#### STATED EXERCISE:
How many lines hold the string "from"? Reply with the number alone.

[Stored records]
# # # #
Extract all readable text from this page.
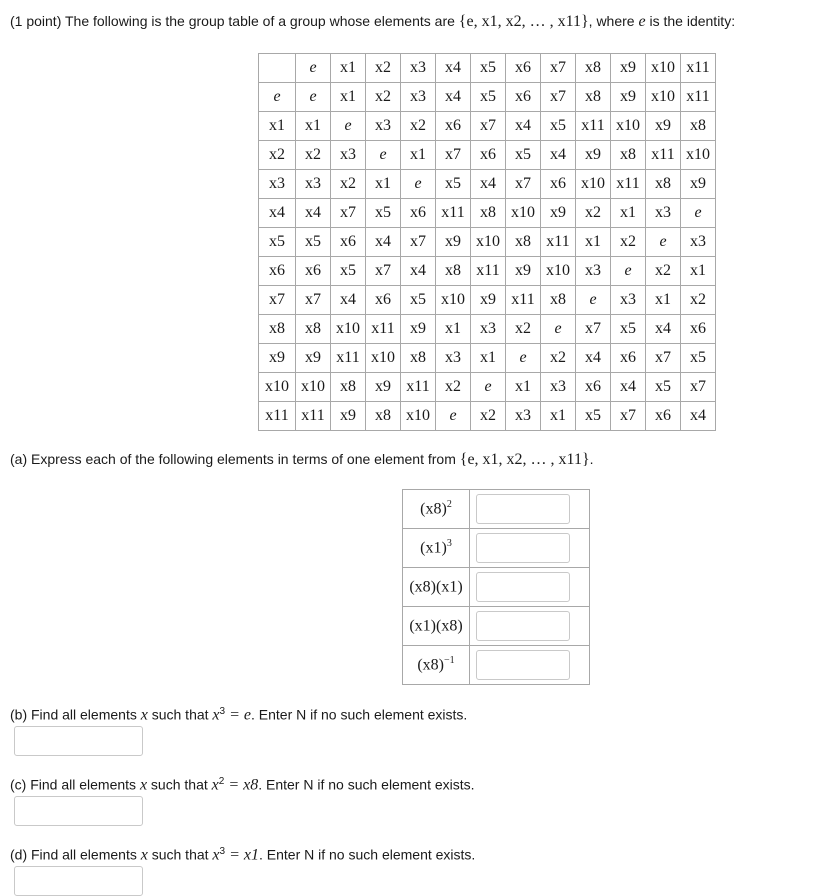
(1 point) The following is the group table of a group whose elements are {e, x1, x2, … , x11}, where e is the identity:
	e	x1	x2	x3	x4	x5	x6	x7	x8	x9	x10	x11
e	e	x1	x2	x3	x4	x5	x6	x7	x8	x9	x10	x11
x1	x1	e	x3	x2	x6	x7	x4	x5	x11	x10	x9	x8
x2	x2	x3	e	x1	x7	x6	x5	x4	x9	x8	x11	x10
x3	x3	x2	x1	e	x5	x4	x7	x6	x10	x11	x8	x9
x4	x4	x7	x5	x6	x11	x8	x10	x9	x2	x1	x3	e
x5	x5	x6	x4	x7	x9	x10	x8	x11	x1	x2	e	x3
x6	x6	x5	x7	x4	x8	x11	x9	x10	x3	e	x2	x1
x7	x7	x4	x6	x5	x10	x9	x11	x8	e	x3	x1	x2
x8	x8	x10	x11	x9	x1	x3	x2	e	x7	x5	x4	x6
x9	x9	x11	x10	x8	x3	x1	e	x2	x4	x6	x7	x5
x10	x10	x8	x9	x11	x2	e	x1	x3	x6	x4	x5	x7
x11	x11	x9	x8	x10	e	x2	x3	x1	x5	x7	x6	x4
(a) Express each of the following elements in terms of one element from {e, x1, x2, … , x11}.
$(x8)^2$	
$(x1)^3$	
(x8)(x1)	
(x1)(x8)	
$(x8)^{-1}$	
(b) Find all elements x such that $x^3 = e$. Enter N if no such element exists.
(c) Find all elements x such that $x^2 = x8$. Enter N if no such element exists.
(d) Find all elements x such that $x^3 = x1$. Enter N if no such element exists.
# # # #
#### RESPONSE BELOW:
2